EXERCISE DIRECTIONS :: Copy every line of the records below word for word, with no changes.

Listings of element regions ::
· · · · · · ·
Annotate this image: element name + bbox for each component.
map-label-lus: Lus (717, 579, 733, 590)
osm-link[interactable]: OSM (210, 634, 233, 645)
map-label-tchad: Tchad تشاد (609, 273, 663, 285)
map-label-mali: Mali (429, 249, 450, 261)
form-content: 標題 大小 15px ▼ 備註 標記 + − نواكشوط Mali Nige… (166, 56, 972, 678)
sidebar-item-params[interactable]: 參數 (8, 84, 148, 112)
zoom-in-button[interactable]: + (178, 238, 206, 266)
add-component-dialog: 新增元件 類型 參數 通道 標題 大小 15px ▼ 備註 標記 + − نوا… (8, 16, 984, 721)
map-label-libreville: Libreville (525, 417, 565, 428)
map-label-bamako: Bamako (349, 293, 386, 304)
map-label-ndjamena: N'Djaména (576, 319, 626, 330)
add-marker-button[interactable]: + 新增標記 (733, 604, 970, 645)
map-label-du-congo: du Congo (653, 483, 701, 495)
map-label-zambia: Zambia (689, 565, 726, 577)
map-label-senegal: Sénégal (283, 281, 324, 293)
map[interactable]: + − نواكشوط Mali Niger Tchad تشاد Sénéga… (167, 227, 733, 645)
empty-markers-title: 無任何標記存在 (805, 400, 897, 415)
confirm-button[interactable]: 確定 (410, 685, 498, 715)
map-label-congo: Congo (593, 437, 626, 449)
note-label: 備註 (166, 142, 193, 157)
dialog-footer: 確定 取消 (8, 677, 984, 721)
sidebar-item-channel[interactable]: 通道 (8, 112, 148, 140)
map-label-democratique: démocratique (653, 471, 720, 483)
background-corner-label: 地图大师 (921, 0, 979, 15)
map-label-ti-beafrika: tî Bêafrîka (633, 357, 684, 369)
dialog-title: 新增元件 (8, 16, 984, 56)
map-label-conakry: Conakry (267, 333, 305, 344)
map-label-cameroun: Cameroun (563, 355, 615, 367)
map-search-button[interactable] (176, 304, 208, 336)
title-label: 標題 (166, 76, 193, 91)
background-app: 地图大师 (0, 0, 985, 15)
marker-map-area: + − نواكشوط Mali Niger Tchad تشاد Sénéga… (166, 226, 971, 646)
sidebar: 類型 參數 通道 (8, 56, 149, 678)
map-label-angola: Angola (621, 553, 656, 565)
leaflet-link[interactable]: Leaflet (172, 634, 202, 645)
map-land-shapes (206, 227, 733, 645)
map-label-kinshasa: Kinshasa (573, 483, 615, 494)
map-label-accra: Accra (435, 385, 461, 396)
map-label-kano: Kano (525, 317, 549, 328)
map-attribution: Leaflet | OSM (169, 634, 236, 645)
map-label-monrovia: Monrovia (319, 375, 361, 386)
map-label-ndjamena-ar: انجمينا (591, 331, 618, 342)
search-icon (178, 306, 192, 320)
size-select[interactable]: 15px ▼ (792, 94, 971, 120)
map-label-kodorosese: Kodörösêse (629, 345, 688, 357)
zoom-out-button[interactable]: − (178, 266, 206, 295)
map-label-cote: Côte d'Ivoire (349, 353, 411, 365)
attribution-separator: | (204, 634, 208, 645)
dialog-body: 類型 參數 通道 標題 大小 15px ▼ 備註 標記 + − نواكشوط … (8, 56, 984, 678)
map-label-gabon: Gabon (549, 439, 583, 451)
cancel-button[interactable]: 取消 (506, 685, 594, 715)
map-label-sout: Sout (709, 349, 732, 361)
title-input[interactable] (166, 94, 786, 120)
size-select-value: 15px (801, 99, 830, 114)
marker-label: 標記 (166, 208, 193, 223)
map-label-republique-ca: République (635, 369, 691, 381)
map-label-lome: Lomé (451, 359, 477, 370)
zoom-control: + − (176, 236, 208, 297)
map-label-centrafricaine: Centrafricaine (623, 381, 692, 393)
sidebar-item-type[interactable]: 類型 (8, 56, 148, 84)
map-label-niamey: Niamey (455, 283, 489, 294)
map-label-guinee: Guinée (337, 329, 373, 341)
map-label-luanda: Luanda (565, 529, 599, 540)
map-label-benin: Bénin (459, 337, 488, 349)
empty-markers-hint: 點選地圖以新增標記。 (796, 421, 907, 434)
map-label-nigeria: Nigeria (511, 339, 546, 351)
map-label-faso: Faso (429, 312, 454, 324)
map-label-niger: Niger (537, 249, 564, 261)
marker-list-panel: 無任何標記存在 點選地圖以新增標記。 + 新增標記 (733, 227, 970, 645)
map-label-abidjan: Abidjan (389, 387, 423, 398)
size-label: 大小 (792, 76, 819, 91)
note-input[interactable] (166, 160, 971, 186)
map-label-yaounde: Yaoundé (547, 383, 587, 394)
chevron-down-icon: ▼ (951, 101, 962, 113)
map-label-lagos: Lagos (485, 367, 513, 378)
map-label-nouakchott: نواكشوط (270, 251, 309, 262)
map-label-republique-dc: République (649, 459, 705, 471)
· · · · · · ·
WRITTEN ANSWER ::
Annotate this image: element name + bbox for each component.
map-label-lus: Lus (717, 579, 733, 590)
osm-link[interactable]: OSM (210, 634, 233, 645)
map-label-tchad: Tchad تشاد (609, 273, 663, 285)
map-label-mali: Mali (429, 249, 450, 261)
form-content: 標題 大小 15px ▼ 備註 標記 + − نواكشوط Mali Nige… (166, 56, 972, 678)
sidebar-item-params[interactable]: 參數 (8, 84, 148, 112)
zoom-in-button[interactable]: + (178, 238, 206, 266)
add-component-dialog: 新增元件 類型 參數 通道 標題 大小 15px ▼ 備註 標記 + − نوا… (8, 16, 984, 721)
map-label-libreville: Libreville (525, 417, 565, 428)
map-label-bamako: Bamako (349, 293, 386, 304)
map-label-ndjamena: N'Djaména (576, 319, 626, 330)
add-marker-button[interactable]: + 新增標記 (733, 604, 970, 645)
map-label-du-congo: du Congo (653, 483, 701, 495)
map-label-zambia: Zambia (689, 565, 726, 577)
map-label-senegal: Sénégal (283, 281, 324, 293)
map[interactable]: + − نواكشوط Mali Niger Tchad تشاد Sénéga… (167, 227, 733, 645)
empty-markers-title: 無任何標記存在 (805, 400, 897, 415)
confirm-button[interactable]: 確定 (410, 685, 498, 715)
map-label-congo: Congo (593, 437, 626, 449)
note-label: 備註 (166, 142, 193, 157)
dialog-footer: 確定 取消 (8, 677, 984, 721)
sidebar-item-channel[interactable]: 通道 (8, 112, 148, 140)
map-label-democratique: démocratique (653, 471, 720, 483)
background-corner-label: 地图大师 (921, 0, 979, 15)
map-label-ti-beafrika: tî Bêafrîka (633, 357, 684, 369)
dialog-title: 新增元件 (8, 16, 984, 56)
map-label-conakry: Conakry (267, 333, 305, 344)
map-label-cameroun: Cameroun (563, 355, 615, 367)
map-search-button[interactable] (176, 304, 208, 336)
title-label: 標題 (166, 76, 193, 91)
background-app: 地图大师 (0, 0, 985, 15)
marker-map-area: + − نواكشوط Mali Niger Tchad تشاد Sénéga… (166, 226, 971, 646)
sidebar: 類型 參數 通道 (8, 56, 149, 678)
map-label-angola: Angola (621, 553, 656, 565)
leaflet-link[interactable]: Leaflet (172, 634, 202, 645)
map-land-shapes (206, 227, 733, 645)
map-label-kinshasa: Kinshasa (573, 483, 615, 494)
map-label-accra: Accra (435, 385, 461, 396)
map-label-kano: Kano (525, 317, 549, 328)
map-attribution: Leaflet | OSM (169, 634, 236, 645)
map-label-monrovia: Monrovia (319, 375, 361, 386)
map-label-ndjamena-ar: انجمينا (591, 331, 618, 342)
search-icon (178, 306, 192, 320)
size-select[interactable]: 15px ▼ (792, 94, 971, 120)
map-label-kodorosese: Kodörösêse (629, 345, 688, 357)
zoom-out-button[interactable]: − (178, 266, 206, 295)
map-label-cote: Côte d'Ivoire (349, 353, 411, 365)
attribution-separator: | (204, 634, 208, 645)
dialog-body: 類型 參數 通道 標題 大小 15px ▼ 備註 標記 + − نواكشوط … (8, 56, 984, 678)
map-label-gabon: Gabon (549, 439, 583, 451)
cancel-button[interactable]: 取消 (506, 685, 594, 715)
map-label-sout: Sout (709, 349, 732, 361)
title-input[interactable] (166, 94, 786, 120)
size-select-value: 15px (801, 99, 830, 114)
marker-label: 標記 (166, 208, 193, 223)
map-label-republique-ca: République (635, 369, 691, 381)
map-label-lome: Lomé (451, 359, 477, 370)
zoom-control: + − (176, 236, 208, 297)
map-label-centrafricaine: Centrafricaine (623, 381, 692, 393)
sidebar-item-type[interactable]: 類型 (8, 56, 148, 84)
map-label-niamey: Niamey (455, 283, 489, 294)
map-label-guinee: Guinée (337, 329, 373, 341)
map-label-luanda: Luanda (565, 529, 599, 540)
map-label-benin: Bénin (459, 337, 488, 349)
empty-markers-hint: 點選地圖以新增標記。 (796, 421, 907, 434)
map-label-nigeria: Nigeria (511, 339, 546, 351)
map-label-faso: Faso (429, 312, 454, 324)
map-label-niger: Niger (537, 249, 564, 261)
marker-list-panel: 無任何標記存在 點選地圖以新增標記。 + 新增標記 (733, 227, 970, 645)
map-label-abidjan: Abidjan (389, 387, 423, 398)
size-label: 大小 (792, 76, 819, 91)
note-input[interactable] (166, 160, 971, 186)
map-label-yaounde: Yaoundé (547, 383, 587, 394)
chevron-down-icon: ▼ (951, 101, 962, 113)
map-label-lagos: Lagos (485, 367, 513, 378)
map-label-nouakchott: نواكشوط (270, 251, 309, 262)
map-label-republique-dc: République (649, 459, 705, 471)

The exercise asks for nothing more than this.